Directions for this task
Filter this material down to the lines that hold "shoulder", copying each one.

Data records
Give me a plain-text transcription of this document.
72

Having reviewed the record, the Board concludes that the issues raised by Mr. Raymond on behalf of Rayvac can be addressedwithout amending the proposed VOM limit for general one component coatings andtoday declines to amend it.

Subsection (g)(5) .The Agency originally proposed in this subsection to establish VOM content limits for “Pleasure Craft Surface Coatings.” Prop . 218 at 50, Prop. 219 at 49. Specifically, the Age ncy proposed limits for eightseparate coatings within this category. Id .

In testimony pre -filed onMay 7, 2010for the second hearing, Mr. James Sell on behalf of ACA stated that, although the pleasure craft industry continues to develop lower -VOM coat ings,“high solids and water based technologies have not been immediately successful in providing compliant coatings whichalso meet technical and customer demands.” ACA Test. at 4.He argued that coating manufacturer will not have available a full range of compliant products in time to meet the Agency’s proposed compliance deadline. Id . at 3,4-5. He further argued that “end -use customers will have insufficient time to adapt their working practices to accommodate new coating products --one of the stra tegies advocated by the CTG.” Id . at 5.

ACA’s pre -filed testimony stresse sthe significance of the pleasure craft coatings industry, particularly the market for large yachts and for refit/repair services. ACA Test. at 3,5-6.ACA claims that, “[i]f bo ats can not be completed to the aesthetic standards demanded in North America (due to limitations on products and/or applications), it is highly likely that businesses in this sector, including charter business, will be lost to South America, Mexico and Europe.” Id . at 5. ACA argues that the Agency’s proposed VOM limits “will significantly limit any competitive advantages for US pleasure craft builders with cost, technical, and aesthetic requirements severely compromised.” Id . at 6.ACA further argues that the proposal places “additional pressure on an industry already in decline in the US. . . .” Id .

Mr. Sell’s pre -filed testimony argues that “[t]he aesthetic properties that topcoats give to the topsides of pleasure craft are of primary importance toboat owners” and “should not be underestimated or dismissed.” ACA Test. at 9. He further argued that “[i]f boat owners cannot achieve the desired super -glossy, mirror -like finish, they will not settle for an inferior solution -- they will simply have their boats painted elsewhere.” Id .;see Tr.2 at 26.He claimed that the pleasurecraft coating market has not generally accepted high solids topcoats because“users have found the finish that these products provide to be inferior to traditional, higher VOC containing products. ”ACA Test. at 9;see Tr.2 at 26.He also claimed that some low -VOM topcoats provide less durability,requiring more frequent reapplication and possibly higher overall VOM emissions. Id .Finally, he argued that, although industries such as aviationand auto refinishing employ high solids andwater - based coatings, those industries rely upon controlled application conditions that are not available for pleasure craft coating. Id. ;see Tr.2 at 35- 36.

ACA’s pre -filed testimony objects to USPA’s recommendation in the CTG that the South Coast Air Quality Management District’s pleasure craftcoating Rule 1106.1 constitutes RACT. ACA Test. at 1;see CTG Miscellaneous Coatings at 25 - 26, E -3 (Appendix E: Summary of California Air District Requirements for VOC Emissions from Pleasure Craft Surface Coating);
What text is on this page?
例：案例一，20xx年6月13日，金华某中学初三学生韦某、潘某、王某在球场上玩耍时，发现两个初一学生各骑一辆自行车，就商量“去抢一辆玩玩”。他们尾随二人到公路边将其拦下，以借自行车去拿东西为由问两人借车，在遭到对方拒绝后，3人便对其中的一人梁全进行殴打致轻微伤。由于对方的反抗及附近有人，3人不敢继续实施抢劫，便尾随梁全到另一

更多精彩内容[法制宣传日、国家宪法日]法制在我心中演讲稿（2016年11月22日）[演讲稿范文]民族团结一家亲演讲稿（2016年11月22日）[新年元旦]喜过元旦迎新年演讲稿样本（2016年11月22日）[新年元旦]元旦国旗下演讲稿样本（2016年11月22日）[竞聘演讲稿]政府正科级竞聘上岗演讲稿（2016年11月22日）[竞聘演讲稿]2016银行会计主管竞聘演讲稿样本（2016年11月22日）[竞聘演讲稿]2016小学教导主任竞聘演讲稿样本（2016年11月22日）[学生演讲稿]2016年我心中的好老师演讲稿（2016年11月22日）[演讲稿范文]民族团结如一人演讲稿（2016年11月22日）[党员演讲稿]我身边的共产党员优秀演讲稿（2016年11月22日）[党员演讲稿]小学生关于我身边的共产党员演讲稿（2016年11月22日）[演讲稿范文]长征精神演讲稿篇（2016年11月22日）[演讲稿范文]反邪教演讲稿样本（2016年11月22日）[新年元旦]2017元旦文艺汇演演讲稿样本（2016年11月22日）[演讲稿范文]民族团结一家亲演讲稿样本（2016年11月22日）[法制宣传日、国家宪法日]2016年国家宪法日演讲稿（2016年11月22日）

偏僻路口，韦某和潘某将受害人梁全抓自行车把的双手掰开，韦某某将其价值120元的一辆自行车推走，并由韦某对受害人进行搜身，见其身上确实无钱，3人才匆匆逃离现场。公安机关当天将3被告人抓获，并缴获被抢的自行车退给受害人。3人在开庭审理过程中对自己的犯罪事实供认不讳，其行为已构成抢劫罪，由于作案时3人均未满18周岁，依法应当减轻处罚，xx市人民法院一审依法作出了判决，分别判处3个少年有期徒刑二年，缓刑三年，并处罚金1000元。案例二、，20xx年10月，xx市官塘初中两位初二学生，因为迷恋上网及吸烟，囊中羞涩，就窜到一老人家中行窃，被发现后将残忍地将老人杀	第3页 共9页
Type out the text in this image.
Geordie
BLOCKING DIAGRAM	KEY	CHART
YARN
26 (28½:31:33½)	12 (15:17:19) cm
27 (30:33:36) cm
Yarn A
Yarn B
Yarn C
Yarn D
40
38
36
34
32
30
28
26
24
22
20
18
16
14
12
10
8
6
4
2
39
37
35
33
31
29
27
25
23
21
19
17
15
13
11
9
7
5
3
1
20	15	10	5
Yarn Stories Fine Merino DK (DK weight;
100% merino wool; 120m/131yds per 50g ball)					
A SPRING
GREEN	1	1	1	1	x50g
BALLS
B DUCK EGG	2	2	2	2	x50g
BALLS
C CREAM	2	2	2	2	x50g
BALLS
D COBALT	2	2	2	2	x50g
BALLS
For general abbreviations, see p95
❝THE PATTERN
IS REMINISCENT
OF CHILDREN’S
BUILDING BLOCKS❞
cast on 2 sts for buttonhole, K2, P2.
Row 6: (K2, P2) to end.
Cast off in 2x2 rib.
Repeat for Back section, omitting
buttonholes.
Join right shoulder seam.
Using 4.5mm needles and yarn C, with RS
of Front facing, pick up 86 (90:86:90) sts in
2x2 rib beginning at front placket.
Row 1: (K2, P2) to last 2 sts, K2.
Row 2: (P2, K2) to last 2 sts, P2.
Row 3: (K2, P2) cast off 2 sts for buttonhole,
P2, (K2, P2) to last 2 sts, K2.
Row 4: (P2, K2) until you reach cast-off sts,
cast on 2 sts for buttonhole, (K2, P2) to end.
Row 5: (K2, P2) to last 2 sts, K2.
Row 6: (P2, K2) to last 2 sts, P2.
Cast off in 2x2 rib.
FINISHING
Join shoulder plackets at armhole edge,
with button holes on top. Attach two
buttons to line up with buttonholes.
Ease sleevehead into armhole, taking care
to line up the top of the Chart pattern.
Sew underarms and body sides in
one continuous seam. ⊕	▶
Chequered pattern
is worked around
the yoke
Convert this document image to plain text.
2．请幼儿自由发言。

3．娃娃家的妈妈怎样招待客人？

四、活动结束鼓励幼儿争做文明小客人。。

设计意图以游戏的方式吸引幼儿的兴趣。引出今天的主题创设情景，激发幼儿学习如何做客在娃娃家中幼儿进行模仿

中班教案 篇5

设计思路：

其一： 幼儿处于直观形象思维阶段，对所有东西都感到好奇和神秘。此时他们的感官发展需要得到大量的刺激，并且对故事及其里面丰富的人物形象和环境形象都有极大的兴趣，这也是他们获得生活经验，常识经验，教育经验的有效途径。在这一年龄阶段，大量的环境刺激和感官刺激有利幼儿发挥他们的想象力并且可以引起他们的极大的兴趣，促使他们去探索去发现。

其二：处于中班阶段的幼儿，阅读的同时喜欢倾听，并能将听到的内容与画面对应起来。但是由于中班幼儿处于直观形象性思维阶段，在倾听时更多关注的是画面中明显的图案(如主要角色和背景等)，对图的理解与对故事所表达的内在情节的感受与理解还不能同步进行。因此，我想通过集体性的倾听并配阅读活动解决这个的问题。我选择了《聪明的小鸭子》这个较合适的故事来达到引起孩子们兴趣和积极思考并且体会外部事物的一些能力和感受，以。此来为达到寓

Solution for this task
Join right shoulder seam.
Join shoulder plackets at armhole edge,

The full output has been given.